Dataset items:
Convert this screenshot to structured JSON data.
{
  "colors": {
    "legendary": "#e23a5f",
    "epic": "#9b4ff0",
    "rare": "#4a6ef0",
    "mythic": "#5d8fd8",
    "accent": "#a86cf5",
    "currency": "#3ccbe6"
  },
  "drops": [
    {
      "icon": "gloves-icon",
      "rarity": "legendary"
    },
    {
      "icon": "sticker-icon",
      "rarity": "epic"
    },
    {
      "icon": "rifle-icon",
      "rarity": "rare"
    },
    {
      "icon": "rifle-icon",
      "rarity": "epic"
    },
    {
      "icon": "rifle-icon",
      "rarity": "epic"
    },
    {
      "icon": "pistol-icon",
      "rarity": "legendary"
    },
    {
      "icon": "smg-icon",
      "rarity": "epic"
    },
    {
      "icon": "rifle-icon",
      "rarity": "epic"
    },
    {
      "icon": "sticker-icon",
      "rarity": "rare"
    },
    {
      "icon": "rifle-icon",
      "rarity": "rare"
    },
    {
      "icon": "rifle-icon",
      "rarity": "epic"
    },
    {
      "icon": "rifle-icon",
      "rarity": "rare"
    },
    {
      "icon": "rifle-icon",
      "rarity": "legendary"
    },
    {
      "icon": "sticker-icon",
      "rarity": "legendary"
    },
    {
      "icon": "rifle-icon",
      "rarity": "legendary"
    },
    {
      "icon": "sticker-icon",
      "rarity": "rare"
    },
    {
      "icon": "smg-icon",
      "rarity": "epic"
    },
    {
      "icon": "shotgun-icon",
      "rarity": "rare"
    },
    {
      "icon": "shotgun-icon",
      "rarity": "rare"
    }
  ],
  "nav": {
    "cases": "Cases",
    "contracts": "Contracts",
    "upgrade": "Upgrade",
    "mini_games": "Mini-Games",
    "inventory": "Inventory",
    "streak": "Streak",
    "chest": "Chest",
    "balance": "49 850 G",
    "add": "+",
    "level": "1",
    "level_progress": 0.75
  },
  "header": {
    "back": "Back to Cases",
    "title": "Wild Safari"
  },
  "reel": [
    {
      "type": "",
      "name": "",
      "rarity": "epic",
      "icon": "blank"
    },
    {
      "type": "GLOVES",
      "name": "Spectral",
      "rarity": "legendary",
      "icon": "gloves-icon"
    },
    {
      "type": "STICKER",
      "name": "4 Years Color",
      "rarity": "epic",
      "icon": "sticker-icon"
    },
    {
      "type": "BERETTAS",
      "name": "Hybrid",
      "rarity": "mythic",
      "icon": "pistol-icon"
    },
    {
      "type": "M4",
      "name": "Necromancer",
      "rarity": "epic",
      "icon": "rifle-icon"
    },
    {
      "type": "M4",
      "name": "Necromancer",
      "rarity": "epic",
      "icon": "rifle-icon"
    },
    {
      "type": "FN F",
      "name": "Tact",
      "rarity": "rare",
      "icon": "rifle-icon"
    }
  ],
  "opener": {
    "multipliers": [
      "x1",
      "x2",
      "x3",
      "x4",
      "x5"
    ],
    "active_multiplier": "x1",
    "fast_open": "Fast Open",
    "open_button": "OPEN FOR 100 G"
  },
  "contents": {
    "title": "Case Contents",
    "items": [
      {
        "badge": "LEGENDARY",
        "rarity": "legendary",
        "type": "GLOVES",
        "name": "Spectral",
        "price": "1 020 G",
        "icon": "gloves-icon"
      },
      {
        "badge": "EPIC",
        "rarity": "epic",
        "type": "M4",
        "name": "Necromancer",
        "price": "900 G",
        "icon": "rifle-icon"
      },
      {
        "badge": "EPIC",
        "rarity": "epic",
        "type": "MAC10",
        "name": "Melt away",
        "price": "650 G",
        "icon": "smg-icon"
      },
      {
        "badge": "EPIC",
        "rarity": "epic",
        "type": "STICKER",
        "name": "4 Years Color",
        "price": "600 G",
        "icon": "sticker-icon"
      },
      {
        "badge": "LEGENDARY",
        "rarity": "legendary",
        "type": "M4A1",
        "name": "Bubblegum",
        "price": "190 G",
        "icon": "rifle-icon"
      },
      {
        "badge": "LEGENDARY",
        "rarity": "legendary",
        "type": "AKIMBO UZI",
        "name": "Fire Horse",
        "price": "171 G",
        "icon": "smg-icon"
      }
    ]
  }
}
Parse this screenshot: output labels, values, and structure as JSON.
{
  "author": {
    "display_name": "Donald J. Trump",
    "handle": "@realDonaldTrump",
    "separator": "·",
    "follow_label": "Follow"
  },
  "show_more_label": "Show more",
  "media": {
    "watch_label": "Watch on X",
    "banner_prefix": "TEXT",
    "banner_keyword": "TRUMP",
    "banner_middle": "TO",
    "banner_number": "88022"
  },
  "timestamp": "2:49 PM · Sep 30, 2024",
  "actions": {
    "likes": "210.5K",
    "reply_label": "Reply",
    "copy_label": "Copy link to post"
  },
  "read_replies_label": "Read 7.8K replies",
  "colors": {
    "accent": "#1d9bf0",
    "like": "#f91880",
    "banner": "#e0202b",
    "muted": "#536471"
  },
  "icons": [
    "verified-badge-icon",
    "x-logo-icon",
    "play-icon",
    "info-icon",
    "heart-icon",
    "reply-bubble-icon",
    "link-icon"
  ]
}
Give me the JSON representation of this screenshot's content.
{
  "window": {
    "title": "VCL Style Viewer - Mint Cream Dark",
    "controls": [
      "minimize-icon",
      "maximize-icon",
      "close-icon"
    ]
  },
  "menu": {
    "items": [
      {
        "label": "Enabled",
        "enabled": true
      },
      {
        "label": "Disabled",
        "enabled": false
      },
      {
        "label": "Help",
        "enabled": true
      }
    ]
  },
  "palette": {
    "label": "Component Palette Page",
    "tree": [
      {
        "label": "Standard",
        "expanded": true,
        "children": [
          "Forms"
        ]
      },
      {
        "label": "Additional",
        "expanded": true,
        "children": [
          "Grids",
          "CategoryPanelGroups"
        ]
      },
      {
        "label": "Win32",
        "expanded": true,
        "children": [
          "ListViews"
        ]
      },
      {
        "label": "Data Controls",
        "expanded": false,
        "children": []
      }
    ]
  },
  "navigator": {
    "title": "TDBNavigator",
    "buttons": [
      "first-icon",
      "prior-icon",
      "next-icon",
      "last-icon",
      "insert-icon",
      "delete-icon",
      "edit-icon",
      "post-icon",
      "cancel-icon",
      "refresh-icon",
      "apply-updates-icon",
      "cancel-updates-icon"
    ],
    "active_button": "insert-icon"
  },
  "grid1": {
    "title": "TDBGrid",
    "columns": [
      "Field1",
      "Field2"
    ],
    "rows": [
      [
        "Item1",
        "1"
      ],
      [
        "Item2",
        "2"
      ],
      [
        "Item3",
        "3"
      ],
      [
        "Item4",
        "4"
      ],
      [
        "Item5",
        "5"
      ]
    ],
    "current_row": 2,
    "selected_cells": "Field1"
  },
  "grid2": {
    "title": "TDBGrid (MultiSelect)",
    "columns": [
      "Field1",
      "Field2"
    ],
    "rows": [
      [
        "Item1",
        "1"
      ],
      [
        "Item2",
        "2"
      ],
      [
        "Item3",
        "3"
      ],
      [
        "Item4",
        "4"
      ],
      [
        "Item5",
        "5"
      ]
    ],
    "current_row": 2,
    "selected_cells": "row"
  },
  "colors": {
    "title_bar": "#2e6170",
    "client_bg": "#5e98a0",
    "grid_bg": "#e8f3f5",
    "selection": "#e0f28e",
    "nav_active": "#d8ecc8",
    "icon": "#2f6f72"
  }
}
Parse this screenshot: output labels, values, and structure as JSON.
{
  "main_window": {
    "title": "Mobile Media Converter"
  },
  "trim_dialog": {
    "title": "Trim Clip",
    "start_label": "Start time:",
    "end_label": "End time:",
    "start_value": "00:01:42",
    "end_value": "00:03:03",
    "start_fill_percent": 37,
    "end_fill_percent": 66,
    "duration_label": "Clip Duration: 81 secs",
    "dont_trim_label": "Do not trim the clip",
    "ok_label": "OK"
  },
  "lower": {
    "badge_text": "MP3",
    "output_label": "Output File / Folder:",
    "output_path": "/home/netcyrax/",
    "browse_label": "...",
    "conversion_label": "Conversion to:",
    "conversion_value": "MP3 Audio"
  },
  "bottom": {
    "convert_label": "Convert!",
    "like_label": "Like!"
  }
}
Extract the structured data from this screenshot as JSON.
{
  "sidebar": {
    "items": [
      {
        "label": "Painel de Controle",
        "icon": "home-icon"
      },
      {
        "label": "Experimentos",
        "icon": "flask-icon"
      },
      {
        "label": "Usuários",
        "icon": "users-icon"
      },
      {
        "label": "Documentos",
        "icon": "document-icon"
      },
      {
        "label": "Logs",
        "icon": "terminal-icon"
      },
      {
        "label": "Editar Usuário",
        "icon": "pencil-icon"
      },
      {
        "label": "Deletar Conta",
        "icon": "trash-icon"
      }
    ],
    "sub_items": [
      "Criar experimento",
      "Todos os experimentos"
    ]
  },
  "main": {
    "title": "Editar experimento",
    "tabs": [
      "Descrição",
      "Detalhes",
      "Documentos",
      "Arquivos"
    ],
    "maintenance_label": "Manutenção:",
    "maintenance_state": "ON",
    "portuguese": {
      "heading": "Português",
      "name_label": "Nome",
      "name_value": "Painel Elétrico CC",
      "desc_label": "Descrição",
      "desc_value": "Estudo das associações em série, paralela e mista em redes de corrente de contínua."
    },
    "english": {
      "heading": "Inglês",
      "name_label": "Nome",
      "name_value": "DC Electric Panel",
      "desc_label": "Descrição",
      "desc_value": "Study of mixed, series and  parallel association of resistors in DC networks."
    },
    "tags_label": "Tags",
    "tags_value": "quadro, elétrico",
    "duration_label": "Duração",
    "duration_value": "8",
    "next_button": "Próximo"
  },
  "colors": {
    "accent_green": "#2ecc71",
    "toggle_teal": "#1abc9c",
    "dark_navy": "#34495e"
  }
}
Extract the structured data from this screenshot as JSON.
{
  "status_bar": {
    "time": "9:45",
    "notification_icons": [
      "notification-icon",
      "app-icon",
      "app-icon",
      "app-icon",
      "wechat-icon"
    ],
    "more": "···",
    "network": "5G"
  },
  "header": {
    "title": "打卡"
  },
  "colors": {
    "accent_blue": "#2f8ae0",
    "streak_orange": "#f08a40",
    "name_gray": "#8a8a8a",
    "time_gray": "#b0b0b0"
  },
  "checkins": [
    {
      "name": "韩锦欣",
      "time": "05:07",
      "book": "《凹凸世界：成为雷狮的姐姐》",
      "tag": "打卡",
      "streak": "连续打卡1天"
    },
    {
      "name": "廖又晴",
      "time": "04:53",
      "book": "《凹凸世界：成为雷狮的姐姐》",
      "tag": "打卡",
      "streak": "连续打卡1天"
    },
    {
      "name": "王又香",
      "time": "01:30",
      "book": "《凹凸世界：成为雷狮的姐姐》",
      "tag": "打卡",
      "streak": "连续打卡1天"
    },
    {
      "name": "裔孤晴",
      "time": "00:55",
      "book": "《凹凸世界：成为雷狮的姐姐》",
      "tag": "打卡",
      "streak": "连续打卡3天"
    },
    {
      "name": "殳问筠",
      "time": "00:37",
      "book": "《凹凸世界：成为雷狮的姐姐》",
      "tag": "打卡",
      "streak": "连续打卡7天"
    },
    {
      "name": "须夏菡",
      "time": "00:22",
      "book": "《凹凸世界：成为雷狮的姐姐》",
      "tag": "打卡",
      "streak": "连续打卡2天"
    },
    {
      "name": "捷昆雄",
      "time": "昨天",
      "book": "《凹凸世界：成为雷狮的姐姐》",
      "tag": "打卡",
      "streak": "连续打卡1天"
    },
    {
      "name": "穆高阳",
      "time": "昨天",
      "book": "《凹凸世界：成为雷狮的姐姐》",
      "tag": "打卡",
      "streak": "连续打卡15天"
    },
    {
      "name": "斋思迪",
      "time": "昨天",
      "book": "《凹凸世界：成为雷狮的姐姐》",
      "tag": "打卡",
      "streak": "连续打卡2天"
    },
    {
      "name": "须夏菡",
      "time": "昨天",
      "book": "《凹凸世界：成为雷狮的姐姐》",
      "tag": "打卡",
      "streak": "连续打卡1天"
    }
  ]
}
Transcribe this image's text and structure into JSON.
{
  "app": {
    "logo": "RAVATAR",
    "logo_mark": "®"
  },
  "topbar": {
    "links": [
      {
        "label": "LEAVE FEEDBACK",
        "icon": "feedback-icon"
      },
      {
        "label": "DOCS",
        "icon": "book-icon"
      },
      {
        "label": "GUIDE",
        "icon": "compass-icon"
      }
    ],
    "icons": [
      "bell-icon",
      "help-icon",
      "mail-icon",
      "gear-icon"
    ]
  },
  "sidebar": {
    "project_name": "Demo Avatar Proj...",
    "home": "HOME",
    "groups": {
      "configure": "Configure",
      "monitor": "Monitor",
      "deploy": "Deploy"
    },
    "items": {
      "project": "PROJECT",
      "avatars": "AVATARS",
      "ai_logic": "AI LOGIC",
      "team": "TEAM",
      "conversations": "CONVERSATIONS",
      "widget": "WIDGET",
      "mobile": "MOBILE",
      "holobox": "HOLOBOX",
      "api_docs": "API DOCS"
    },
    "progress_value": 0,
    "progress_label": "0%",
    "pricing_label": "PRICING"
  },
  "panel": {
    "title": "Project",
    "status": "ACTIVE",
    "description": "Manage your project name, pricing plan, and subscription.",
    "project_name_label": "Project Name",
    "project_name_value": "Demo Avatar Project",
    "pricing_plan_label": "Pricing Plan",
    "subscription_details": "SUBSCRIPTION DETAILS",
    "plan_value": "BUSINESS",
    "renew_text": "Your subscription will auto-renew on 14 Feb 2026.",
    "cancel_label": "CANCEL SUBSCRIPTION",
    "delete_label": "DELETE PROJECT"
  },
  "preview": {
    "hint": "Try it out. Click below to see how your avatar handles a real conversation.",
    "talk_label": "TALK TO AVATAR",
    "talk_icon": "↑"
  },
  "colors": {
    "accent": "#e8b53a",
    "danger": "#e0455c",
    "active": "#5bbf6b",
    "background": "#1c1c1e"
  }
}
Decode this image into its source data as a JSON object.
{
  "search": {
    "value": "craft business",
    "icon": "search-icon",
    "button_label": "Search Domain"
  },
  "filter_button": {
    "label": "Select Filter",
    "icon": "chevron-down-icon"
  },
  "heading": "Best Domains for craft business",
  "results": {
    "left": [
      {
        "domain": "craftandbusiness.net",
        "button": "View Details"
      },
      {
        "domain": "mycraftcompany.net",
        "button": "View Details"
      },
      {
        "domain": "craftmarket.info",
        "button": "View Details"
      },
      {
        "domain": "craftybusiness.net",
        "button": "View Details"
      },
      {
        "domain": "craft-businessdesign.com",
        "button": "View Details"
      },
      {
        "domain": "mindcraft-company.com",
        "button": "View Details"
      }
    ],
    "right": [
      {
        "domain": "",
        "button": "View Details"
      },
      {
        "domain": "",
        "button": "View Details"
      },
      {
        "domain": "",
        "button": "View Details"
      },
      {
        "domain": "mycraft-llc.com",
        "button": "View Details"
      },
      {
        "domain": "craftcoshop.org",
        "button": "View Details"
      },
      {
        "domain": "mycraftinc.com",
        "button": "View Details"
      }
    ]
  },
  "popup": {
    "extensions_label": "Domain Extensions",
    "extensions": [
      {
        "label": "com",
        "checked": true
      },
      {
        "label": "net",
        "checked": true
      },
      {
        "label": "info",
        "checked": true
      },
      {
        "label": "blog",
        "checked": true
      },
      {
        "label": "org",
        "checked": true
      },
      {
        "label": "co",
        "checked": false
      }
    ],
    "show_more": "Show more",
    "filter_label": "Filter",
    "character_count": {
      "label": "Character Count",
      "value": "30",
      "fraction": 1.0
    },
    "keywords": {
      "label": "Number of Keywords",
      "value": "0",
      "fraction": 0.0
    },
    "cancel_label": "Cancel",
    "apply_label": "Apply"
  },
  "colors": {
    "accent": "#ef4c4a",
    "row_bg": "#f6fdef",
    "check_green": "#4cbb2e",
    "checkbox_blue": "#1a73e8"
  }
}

§ **Task to carry out**
The word "heading" appears in how many lines of the records? Give the number only.

§ **Correct result**
3